Copy every line of the listing that holds the string "stazionari".

[Figure record listings]
— BEGIN —
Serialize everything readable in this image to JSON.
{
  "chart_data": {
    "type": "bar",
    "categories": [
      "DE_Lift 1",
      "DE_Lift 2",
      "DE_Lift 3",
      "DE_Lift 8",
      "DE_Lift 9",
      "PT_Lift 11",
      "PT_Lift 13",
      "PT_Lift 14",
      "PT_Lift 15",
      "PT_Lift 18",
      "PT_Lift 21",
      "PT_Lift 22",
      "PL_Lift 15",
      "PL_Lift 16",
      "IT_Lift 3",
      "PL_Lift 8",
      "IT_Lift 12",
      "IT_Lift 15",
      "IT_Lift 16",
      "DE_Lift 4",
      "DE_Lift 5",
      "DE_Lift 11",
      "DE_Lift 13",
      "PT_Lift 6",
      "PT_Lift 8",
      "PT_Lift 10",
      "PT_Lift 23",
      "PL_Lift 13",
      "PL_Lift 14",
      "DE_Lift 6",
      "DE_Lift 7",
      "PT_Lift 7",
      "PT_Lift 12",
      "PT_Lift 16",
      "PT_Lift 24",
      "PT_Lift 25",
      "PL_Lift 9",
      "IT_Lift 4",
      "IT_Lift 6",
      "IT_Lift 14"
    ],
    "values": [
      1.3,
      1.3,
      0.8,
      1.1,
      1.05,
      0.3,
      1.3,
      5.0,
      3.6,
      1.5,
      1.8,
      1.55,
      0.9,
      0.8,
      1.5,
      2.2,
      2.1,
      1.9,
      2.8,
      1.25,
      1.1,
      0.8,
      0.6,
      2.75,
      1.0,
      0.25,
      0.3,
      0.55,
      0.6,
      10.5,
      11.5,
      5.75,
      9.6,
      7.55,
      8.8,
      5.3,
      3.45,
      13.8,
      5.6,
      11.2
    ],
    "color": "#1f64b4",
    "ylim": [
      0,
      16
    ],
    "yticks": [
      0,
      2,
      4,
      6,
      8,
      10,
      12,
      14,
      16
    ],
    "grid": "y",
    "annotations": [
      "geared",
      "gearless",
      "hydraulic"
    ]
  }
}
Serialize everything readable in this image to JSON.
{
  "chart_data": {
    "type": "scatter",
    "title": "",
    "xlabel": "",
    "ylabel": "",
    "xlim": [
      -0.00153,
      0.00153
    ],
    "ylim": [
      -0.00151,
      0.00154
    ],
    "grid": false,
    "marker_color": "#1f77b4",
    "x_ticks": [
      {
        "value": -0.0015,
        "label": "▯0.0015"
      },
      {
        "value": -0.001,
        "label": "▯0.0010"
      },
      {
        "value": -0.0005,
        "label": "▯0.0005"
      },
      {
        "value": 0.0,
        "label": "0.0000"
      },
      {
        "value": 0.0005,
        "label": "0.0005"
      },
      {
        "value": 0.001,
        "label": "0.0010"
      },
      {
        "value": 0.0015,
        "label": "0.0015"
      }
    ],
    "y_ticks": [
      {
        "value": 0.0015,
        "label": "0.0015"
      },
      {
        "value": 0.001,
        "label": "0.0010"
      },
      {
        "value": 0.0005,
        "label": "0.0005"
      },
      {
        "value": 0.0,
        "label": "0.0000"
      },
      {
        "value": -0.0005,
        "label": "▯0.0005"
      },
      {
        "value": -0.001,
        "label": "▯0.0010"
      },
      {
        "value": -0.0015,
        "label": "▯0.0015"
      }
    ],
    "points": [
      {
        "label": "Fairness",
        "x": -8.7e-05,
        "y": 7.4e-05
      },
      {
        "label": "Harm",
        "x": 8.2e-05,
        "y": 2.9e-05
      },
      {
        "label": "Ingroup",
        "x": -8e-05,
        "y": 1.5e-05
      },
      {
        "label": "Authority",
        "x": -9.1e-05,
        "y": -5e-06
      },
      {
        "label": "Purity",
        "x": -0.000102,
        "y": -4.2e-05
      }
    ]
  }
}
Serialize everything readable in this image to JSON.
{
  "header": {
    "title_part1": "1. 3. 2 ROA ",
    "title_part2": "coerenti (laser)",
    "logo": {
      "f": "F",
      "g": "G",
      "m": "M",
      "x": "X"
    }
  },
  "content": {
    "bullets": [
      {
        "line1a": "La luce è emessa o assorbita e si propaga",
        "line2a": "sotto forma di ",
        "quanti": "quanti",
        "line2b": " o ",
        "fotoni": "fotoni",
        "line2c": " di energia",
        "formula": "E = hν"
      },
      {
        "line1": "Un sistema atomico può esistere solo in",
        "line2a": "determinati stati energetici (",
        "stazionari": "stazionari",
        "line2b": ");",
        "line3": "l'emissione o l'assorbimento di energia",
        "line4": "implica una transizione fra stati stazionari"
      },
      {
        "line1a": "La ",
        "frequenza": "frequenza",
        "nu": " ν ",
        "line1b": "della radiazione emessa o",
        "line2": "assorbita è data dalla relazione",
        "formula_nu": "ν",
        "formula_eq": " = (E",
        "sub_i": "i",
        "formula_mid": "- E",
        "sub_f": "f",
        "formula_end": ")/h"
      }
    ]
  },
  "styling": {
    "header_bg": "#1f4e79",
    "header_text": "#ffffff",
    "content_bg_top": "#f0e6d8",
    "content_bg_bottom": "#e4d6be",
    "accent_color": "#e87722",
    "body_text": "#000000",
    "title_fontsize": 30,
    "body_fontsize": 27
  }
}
— END —
■ Exercise solution ■
        "stazionari": "stazionari",
        "line4": "implica una transizione fra stati stazionari"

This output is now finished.